**WHAT YOU HAVE TO DO:** Retype all of the records shown beneath this task, exactly as they stand.

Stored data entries
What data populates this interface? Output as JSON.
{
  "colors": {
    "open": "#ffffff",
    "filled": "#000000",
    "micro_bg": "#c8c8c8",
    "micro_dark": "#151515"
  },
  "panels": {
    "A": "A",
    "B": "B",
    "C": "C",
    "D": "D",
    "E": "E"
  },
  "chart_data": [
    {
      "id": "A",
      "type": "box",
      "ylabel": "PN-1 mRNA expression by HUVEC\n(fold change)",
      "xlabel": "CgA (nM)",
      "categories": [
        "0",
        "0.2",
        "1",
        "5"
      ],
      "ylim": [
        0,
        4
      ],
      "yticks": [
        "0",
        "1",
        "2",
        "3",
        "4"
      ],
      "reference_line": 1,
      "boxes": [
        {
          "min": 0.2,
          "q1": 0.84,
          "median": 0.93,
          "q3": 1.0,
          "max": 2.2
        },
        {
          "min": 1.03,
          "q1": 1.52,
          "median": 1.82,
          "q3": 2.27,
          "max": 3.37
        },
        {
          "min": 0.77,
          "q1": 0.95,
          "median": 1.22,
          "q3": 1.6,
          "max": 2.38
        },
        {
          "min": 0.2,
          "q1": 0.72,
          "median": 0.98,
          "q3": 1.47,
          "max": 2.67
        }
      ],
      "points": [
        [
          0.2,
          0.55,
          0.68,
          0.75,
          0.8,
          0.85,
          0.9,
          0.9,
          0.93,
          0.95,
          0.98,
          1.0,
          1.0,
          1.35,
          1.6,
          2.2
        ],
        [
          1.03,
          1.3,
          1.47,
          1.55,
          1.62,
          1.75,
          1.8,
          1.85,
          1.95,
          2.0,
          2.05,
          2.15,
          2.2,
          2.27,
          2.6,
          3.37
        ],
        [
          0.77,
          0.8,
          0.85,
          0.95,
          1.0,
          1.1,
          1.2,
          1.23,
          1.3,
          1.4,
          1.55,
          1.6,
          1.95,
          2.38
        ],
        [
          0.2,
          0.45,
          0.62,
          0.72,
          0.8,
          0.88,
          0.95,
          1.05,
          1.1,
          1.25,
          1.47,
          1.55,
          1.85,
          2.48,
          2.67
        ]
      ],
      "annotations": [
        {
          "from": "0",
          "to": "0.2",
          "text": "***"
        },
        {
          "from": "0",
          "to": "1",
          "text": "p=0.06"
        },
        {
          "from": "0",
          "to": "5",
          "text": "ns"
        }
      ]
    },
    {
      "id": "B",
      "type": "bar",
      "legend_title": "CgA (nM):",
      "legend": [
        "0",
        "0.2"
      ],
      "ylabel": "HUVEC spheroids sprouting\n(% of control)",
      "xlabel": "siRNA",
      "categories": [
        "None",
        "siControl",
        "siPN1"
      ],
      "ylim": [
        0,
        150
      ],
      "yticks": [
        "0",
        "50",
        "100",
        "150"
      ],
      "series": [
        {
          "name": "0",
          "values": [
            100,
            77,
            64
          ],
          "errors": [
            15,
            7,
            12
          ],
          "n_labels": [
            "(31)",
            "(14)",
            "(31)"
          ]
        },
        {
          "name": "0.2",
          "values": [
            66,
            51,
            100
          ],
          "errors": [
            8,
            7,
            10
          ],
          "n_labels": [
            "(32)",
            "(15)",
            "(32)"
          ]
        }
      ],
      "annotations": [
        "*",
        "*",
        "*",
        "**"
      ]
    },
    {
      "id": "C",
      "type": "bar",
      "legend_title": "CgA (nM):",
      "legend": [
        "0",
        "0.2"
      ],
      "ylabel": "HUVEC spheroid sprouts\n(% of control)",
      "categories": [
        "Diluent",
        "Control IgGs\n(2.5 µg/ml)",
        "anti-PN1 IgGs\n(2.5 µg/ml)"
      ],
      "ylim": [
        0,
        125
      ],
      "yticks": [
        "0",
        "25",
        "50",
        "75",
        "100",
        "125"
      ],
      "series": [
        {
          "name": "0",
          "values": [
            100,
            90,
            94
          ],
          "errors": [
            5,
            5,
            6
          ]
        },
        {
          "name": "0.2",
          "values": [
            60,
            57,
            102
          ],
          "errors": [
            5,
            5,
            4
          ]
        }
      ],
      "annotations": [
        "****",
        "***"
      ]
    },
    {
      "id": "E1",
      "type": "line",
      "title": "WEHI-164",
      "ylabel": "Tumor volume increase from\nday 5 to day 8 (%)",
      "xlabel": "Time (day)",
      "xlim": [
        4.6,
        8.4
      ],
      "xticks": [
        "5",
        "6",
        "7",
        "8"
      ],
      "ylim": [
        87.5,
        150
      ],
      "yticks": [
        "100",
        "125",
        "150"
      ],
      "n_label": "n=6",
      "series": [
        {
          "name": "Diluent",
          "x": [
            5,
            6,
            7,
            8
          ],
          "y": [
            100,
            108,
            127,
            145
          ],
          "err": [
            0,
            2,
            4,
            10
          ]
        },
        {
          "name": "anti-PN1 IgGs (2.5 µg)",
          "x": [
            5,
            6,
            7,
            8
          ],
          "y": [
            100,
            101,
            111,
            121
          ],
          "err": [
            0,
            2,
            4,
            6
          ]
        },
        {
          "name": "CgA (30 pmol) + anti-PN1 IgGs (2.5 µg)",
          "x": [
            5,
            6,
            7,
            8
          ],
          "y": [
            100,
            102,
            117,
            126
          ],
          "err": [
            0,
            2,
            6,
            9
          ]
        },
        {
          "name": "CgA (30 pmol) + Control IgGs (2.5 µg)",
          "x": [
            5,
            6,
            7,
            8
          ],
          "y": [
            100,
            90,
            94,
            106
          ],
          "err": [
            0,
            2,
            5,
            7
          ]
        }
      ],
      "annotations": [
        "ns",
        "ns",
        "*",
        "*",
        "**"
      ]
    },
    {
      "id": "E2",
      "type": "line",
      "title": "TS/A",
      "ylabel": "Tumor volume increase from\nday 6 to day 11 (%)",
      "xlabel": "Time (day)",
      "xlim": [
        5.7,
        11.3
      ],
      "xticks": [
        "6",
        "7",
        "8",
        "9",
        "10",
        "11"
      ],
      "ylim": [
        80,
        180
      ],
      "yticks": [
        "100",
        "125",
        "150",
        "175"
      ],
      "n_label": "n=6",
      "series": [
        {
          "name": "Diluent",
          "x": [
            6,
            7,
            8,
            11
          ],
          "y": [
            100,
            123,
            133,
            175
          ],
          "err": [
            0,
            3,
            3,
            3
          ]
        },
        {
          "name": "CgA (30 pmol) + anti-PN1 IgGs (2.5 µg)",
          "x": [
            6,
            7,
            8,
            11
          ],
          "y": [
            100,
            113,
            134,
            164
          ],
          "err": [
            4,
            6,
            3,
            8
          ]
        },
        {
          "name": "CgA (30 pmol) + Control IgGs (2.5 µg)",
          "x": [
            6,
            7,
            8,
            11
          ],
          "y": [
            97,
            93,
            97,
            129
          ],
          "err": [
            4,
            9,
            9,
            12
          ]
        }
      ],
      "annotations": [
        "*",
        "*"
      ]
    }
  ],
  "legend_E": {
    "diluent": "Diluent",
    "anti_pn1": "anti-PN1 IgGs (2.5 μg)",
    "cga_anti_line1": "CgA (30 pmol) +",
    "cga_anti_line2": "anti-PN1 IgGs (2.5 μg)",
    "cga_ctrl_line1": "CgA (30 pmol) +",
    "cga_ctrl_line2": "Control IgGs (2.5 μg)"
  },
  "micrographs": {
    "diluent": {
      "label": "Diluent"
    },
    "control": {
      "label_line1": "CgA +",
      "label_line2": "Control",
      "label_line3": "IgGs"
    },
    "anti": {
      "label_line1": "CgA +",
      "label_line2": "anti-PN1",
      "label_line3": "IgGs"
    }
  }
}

**RESULT:**
What data populates this interface? Output as JSON.
{
  "colors": {
    "open": "#ffffff",
    "filled": "#000000",
    "micro_bg": "#c8c8c8",
    "micro_dark": "#151515"
  },
  "panels": {
    "A": "A",
    "B": "B",
    "C": "C",
    "D": "D",
    "E": "E"
  },
  "chart_data": [
    {
      "id": "A",
      "type": "box",
      "ylabel": "PN-1 mRNA expression by HUVEC\n(fold change)",
      "xlabel": "CgA (nM)",
      "categories": [
        "0",
        "0.2",
        "1",
        "5"
      ],
      "ylim": [
        0,
        4
      ],
      "yticks": [
        "0",
        "1",
        "2",
        "3",
        "4"
      ],
      "reference_line": 1,
      "boxes": [
        {
          "min": 0.2,
          "q1": 0.84,
          "median": 0.93,
          "q3": 1.0,
          "max": 2.2
        },
        {
          "min": 1.03,
          "q1": 1.52,
          "median": 1.82,
          "q3": 2.27,
          "max": 3.37
        },
        {
          "min": 0.77,
          "q1": 0.95,
          "median": 1.22,
          "q3": 1.6,
          "max": 2.38
        },
        {
          "min": 0.2,
          "q1": 0.72,
          "median": 0.98,
          "q3": 1.47,
          "max": 2.67
        }
      ],
      "points": [
        [
          0.2,
          0.55,
          0.68,
          0.75,
          0.8,
          0.85,
          0.9,
          0.9,
          0.93,
          0.95,
          0.98,
          1.0,
          1.0,
          1.35,
          1.6,
          2.2
        ],
        [
          1.03,
          1.3,
          1.47,
          1.55,
          1.62,
          1.75,
          1.8,
          1.85,
          1.95,
          2.0,
          2.05,
          2.15,
          2.2,
          2.27,
          2.6,
          3.37
        ],
        [
          0.77,
          0.8,
          0.85,
          0.95,
          1.0,
          1.1,
          1.2,
          1.23,
          1.3,
          1.4,
          1.55,
          1.6,
          1.95,
          2.38
        ],
        [
          0.2,
          0.45,
          0.62,
          0.72,
          0.8,
          0.88,
          0.95,
          1.05,
          1.1,
          1.25,
          1.47,
          1.55,
          1.85,
          2.48,
          2.67
        ]
      ],
      "annotations": [
        {
          "from": "0",
          "to": "0.2",
          "text": "***"
        },
        {
          "from": "0",
          "to": "1",
          "text": "p=0.06"
        },
        {
          "from": "0",
          "to": "5",
          "text": "ns"
        }
      ]
    },
    {
      "id": "B",
      "type": "bar",
      "legend_title": "CgA (nM):",
      "legend": [
        "0",
        "0.2"
      ],
      "ylabel": "HUVEC spheroids sprouting\n(% of control)",
      "xlabel": "siRNA",
      "categories": [
        "None",
        "siControl",
        "siPN1"
      ],
      "ylim": [
        0,
        150
      ],
      "yticks": [
        "0",
        "50",
        "100",
        "150"
      ],
      "series": [
        {
          "name": "0",
          "values": [
            100,
            77,
            64
          ],
          "errors": [
            15,
            7,
            12
          ],
          "n_labels": [
            "(31)",
            "(14)",
            "(31)"
          ]
        },
        {
          "name": "0.2",
          "values": [
            66,
            51,
            100
          ],
          "errors": [
            8,
            7,
            10
          ],
          "n_labels": [
            "(32)",
            "(15)",
            "(32)"
          ]
        }
      ],
      "annotations": [
        "*",
        "*",
        "*",
        "**"
      ]
    },
    {
      "id": "C",
      "type": "bar",
      "legend_title": "CgA (nM):",
      "legend": [
        "0",
        "0.2"
      ],
      "ylabel": "HUVEC spheroid sprouts\n(% of control)",
      "categories": [
        "Diluent",
        "Control IgGs\n(2.5 µg/ml)",
        "anti-PN1 IgGs\n(2.5 µg/ml)"
      ],
      "ylim": [
        0,
        125
      ],
      "yticks": [
        "0",
        "25",
        "50",
        "75",
        "100",
        "125"
      ],
      "series": [
        {
          "name": "0",
          "values": [
            100,
            90,
            94
          ],
          "errors": [
            5,
            5,
            6
          ]
        },
        {
          "name": "0.2",
          "values": [
            60,
            57,
            102
          ],
          "errors": [
            5,
            5,
            4
          ]
        }
      ],
      "annotations": [
        "****",
        "***"
      ]
    },
    {
      "id": "E1",
      "type": "line",
      "title": "WEHI-164",
      "ylabel": "Tumor volume increase from\nday 5 to day 8 (%)",
      "xlabel": "Time (day)",
      "xlim": [
        4.6,
        8.4
      ],
      "xticks": [
        "5",
        "6",
        "7",
        "8"
      ],
      "ylim": [
        87.5,
        150
      ],
      "yticks": [
        "100",
        "125",
        "150"
      ],
      "n_label": "n=6",
      "series": [
        {
          "name": "Diluent",
          "x": [
            5,
            6,
            7,
            8
          ],
          "y": [
            100,
            108,
            127,
            145
          ],
          "err": [
            0,
            2,
            4,
            10
          ]
        },
        {
          "name": "anti-PN1 IgGs (2.5 µg)",
          "x": [
            5,
            6,
            7,
            8
          ],
          "y": [
            100,
            101,
            111,
            121
          ],
          "err": [
            0,
            2,
            4,
            6
          ]
        },
        {
          "name": "CgA (30 pmol) + anti-PN1 IgGs (2.5 µg)",
          "x": [
            5,
            6,
            7,
            8
          ],
          "y": [
            100,
            102,
            117,
            126
          ],
          "err": [
            0,
            2,
            6,
            9
          ]
        },
        {
          "name": "CgA (30 pmol) + Control IgGs (2.5 µg)",
          "x": [
            5,
            6,
            7,
            8
          ],
          "y": [
            100,
            90,
            94,
            106
          ],
          "err": [
            0,
            2,
            5,
            7
          ]
        }
      ],
      "annotations": [
        "ns",
        "ns",
        "*",
        "*",
        "**"
      ]
    },
    {
      "id": "E2",
      "type": "line",
      "title": "TS/A",
      "ylabel": "Tumor volume increase from\nday 6 to day 11 (%)",
      "xlabel": "Time (day)",
      "xlim": [
        5.7,
        11.3
      ],
      "xticks": [
        "6",
        "7",
        "8",
        "9",
        "10",
        "11"
      ],
      "ylim": [
        80,
        180
      ],
      "yticks": [
        "100",
        "125",
        "150",
        "175"
      ],
      "n_label": "n=6",
      "series": [
        {
          "name": "Diluent",
          "x": [
            6,
            7,
            8,
            11
          ],
          "y": [
            100,
            123,
            133,
            175
          ],
          "err": [
            0,
            3,
            3,
            3
          ]
        },
        {
          "name": "CgA (30 pmol) + anti-PN1 IgGs (2.5 µg)",
          "x": [
            6,
            7,
            8,
            11
          ],
          "y": [
            100,
            113,
            134,
            164
          ],
          "err": [
            4,
            6,
            3,
            8
          ]
        },
        {
          "name": "CgA (30 pmol) + Control IgGs (2.5 µg)",
          "x": [
            6,
            7,
            8,
            11
          ],
          "y": [
            97,
            93,
            97,
            129
          ],
          "err": [
            4,
            9,
            9,
            12
          ]
        }
      ],
      "annotations": [
        "*",
        "*"
      ]
    }
  ],
  "legend_E": {
    "diluent": "Diluent",
    "anti_pn1": "anti-PN1 IgGs (2.5 μg)",
    "cga_anti_line1": "CgA (30 pmol) +",
    "cga_anti_line2": "anti-PN1 IgGs (2.5 μg)",
    "cga_ctrl_line1": "CgA (30 pmol) +",
    "cga_ctrl_line2": "Control IgGs (2.5 μg)"
  },
  "micrographs": {
    "diluent": {
      "label": "Diluent"
    },
    "control": {
      "label_line1": "CgA +",
      "label_line2": "Control",
      "label_line3": "IgGs"
    },
    "anti": {
      "label_line1": "CgA +",
      "label_line2": "anti-PN1",
      "label_line3": "IgGs"
    }
  }
}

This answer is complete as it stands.